* Given instruction
Can you transcribe every record below exactly as it appears?
_ _ _
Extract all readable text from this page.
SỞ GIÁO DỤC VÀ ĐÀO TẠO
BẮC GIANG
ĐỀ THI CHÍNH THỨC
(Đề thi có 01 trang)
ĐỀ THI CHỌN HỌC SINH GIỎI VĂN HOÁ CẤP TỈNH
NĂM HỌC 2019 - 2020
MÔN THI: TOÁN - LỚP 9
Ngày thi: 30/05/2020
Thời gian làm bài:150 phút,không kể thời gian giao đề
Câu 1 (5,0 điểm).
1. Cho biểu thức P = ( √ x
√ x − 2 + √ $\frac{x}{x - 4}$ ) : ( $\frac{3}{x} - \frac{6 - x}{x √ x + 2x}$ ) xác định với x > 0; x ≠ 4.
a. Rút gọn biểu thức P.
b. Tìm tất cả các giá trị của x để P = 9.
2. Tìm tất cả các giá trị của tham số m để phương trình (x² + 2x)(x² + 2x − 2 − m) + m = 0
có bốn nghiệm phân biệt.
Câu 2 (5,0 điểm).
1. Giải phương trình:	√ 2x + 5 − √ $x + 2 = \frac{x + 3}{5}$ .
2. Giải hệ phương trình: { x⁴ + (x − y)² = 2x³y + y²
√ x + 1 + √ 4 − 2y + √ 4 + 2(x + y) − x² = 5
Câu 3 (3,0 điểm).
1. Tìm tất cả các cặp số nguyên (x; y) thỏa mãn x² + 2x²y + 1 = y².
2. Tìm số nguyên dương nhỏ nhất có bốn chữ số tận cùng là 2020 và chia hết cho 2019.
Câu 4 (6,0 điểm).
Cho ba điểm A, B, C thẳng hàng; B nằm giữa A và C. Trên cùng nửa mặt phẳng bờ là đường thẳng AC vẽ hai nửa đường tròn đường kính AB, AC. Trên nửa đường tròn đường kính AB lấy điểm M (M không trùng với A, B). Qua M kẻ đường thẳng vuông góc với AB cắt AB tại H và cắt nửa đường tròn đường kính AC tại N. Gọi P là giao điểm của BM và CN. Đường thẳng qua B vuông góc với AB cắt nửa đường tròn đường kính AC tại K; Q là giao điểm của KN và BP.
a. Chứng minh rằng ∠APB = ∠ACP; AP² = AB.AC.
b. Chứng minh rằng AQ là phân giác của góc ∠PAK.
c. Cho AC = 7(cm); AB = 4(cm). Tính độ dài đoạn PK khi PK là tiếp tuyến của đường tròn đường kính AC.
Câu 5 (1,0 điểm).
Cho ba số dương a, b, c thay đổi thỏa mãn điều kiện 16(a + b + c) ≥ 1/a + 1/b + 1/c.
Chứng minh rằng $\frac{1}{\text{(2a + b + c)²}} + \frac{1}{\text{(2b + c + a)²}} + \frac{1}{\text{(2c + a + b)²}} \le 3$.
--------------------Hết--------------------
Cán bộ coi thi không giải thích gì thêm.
_ _ _
* Written reply
Extract all readable text from this page.
SỞ GIÁO DỤC VÀ ĐÀO TẠO
BẮC GIANG
ĐỀ THI CHÍNH THỨC
(Đề thi có 01 trang)
ĐỀ THI CHỌN HỌC SINH GIỎI VĂN HOÁ CẤP TỈNH
NĂM HỌC 2019 - 2020
MÔN THI: TOÁN - LỚP 9
Ngày thi: 30/05/2020
Thời gian làm bài:150 phút,không kể thời gian giao đề
Câu 1 (5,0 điểm).
1. Cho biểu thức P = ( √ x
√ x − 2 + √ $\frac{x}{x - 4}$ ) : ( $\frac{3}{x} - \frac{6 - x}{x √ x + 2x}$ ) xác định với x > 0; x ≠ 4.
a. Rút gọn biểu thức P.
b. Tìm tất cả các giá trị của x để P = 9.
2. Tìm tất cả các giá trị của tham số m để phương trình (x² + 2x)(x² + 2x − 2 − m) + m = 0
có bốn nghiệm phân biệt.
Câu 2 (5,0 điểm).
1. Giải phương trình:	√ 2x + 5 − √ $x + 2 = \frac{x + 3}{5}$ .
2. Giải hệ phương trình: { x⁴ + (x − y)² = 2x³y + y²
√ x + 1 + √ 4 − 2y + √ 4 + 2(x + y) − x² = 5
Câu 3 (3,0 điểm).
1. Tìm tất cả các cặp số nguyên (x; y) thỏa mãn x² + 2x²y + 1 = y².
2. Tìm số nguyên dương nhỏ nhất có bốn chữ số tận cùng là 2020 và chia hết cho 2019.
Câu 4 (6,0 điểm).
Cho ba điểm A, B, C thẳng hàng; B nằm giữa A và C. Trên cùng nửa mặt phẳng bờ là đường thẳng AC vẽ hai nửa đường tròn đường kính AB, AC. Trên nửa đường tròn đường kính AB lấy điểm M (M không trùng với A, B). Qua M kẻ đường thẳng vuông góc với AB cắt AB tại H và cắt nửa đường tròn đường kính AC tại N. Gọi P là giao điểm của BM và CN. Đường thẳng qua B vuông góc với AB cắt nửa đường tròn đường kính AC tại K; Q là giao điểm của KN và BP.
a. Chứng minh rằng ∠APB = ∠ACP; AP² = AB.AC.
b. Chứng minh rằng AQ là phân giác của góc ∠PAK.
c. Cho AC = 7(cm); AB = 4(cm). Tính độ dài đoạn PK khi PK là tiếp tuyến của đường tròn đường kính AC.
Câu 5 (1,0 điểm).
Cho ba số dương a, b, c thay đổi thỏa mãn điều kiện 16(a + b + c) ≥ 1/a + 1/b + 1/c.
Chứng minh rằng $\frac{1}{\text{(2a + b + c)²}} + \frac{1}{\text{(2b + c + a)²}} + \frac{1}{\text{(2c + a + b)²}} \le 3$.
--------------------Hết--------------------
Cán bộ coi thi không giải thích gì thêm.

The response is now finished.